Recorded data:
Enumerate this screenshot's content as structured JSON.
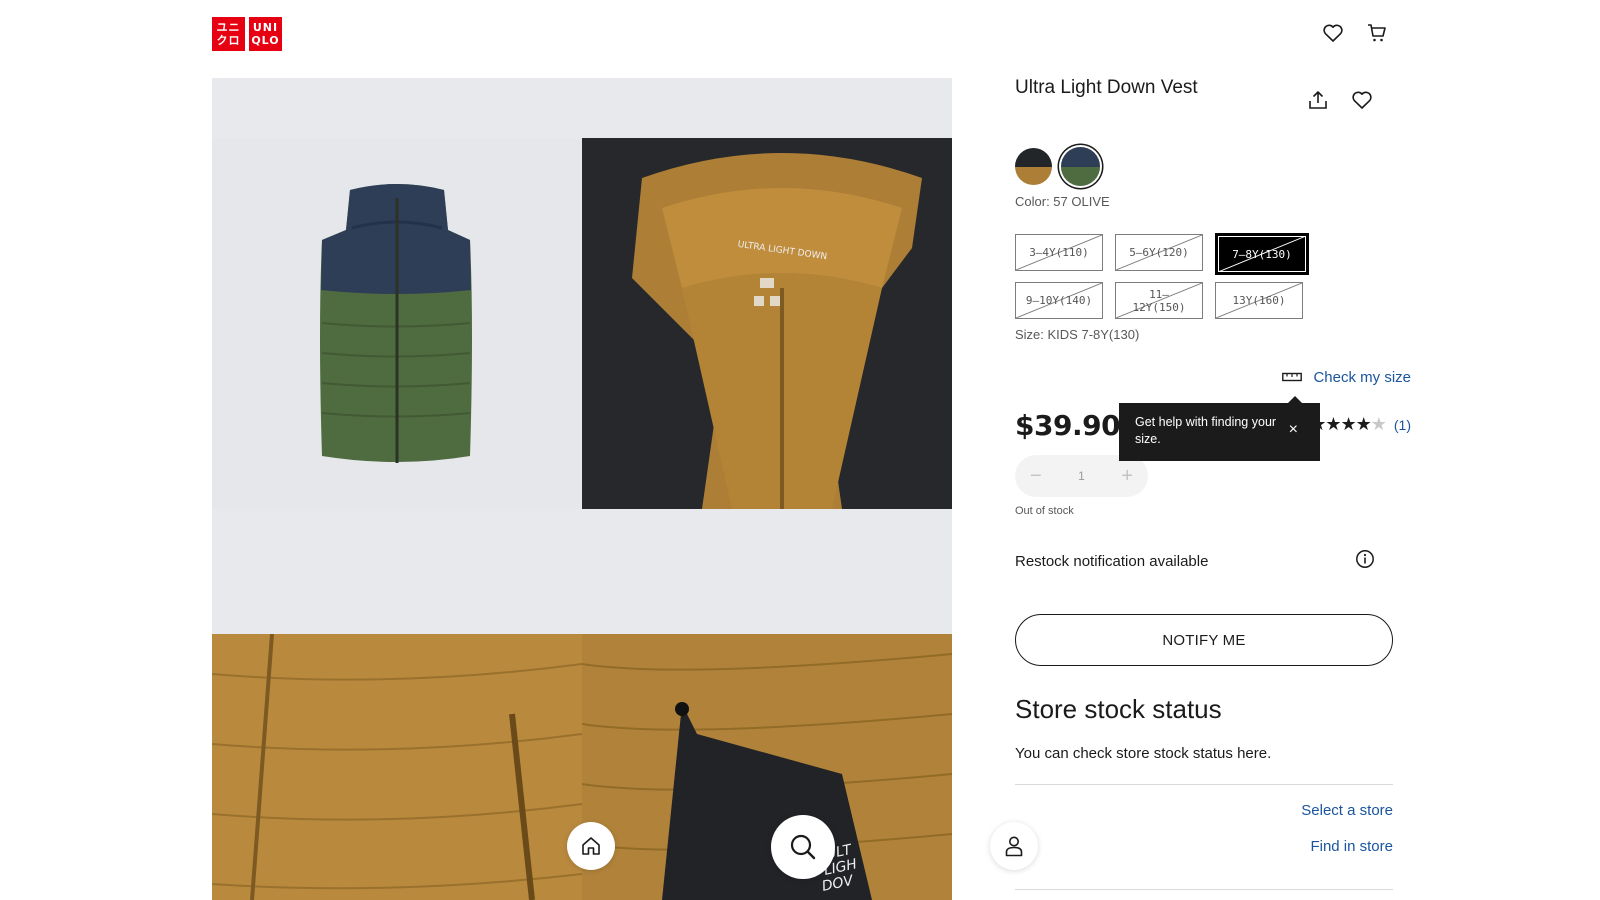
{
  "header": {
    "logo": {
      "box1": [
        "ユニ",
        "クロ"
      ],
      "box2": [
        "UNI",
        "QLO"
      ]
    },
    "icons": [
      "wishlist-heart-icon",
      "cart-icon"
    ]
  },
  "gallery": {
    "images": [
      "vest-front-navy-olive",
      "vest-collar-black-brown",
      "vest-pocket-brown",
      "vest-pouch-brown"
    ],
    "overlay_text": "ULT\nLIGH\nDOW"
  },
  "floating_nav": {
    "icons": [
      "home-icon",
      "search-icon",
      "user-icon"
    ]
  },
  "product": {
    "title": "Ultra Light Down Vest",
    "color_label": "Color: 57 OLIVE",
    "colors": [
      {
        "name": "brown-black",
        "top": "#222629",
        "bottom": "#ad7e35",
        "selected": false
      },
      {
        "name": "olive-navy",
        "top": "#2e3e57",
        "bottom": "#4f6b40",
        "selected": true
      }
    ],
    "sizes": [
      {
        "label": "3–4Y(110)",
        "selected": false
      },
      {
        "label": "5–6Y(120)",
        "selected": false
      },
      {
        "label": "7–8Y(130)",
        "selected": true
      },
      {
        "label": "9–10Y(140)",
        "selected": false
      },
      {
        "label": "11–12Y(150)",
        "selected": false
      },
      {
        "label": "13Y(160)",
        "selected": false
      }
    ],
    "size_label": "Size: KIDS 7-8Y(130)",
    "check_size": "Check my size",
    "price": "$39.90",
    "rating": {
      "stars": 4,
      "max": 5,
      "count": "(1)"
    },
    "tooltip": {
      "text": "Get help with finding your size.",
      "close": "×"
    },
    "quantity": {
      "value": "1",
      "minus": "−",
      "plus": "+"
    },
    "stock_status": "Out of stock",
    "restock": "Restock notification available",
    "notify_button": "NOTIFY ME"
  },
  "store": {
    "title": "Store stock status",
    "description": "You can check store stock status here.",
    "select_store": "Select a store",
    "find_in_store": "Find in store"
  },
  "colors": {
    "brand": "#e60012",
    "link": "#1a55a0",
    "text": "#1b1b1b"
  }
}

- _What is asked_
Repeat each record exactly, with the pictures left out.

- _Task solution_
Enumerate this screenshot's content as structured JSON.
{
  "header": {
    "logo": {
      "box1": [
        "ユニ",
        "クロ"
      ],
      "box2": [
        "UNI",
        "QLO"
      ]
    },
    "icons": [
      "wishlist-heart-icon",
      "cart-icon"
    ]
  },
  "gallery": {
    "images": [
      "vest-front-navy-olive",
      "vest-collar-black-brown",
      "vest-pocket-brown",
      "vest-pouch-brown"
    ],
    "overlay_text": "ULT\nLIGH\nDOW"
  },
  "floating_nav": {
    "icons": [
      "home-icon",
      "search-icon",
      "user-icon"
    ]
  },
  "product": {
    "title": "Ultra Light Down Vest",
    "color_label": "Color: 57 OLIVE",
    "colors": [
      {
        "name": "brown-black",
        "top": "#222629",
        "bottom": "#ad7e35",
        "selected": false
      },
      {
        "name": "olive-navy",
        "top": "#2e3e57",
        "bottom": "#4f6b40",
        "selected": true
      }
    ],
    "sizes": [
      {
        "label": "3–4Y(110)",
        "selected": false
      },
      {
        "label": "5–6Y(120)",
        "selected": false
      },
      {
        "label": "7–8Y(130)",
        "selected": true
      },
      {
        "label": "9–10Y(140)",
        "selected": false
      },
      {
        "label": "11–12Y(150)",
        "selected": false
      },
      {
        "label": "13Y(160)",
        "selected": false
      }
    ],
    "size_label": "Size: KIDS 7-8Y(130)",
    "check_size": "Check my size",
    "price": "$39.90",
    "rating": {
      "stars": 4,
      "max": 5,
      "count": "(1)"
    },
    "tooltip": {
      "text": "Get help with finding your size.",
      "close": "×"
    },
    "quantity": {
      "value": "1",
      "minus": "−",
      "plus": "+"
    },
    "stock_status": "Out of stock",
    "restock": "Restock notification available",
    "notify_button": "NOTIFY ME"
  },
  "store": {
    "title": "Store stock status",
    "description": "You can check store stock status here.",
    "select_store": "Select a store",
    "find_in_store": "Find in store"
  },
  "colors": {
    "brand": "#e60012",
    "link": "#1a55a0",
    "text": "#1b1b1b"
  }
}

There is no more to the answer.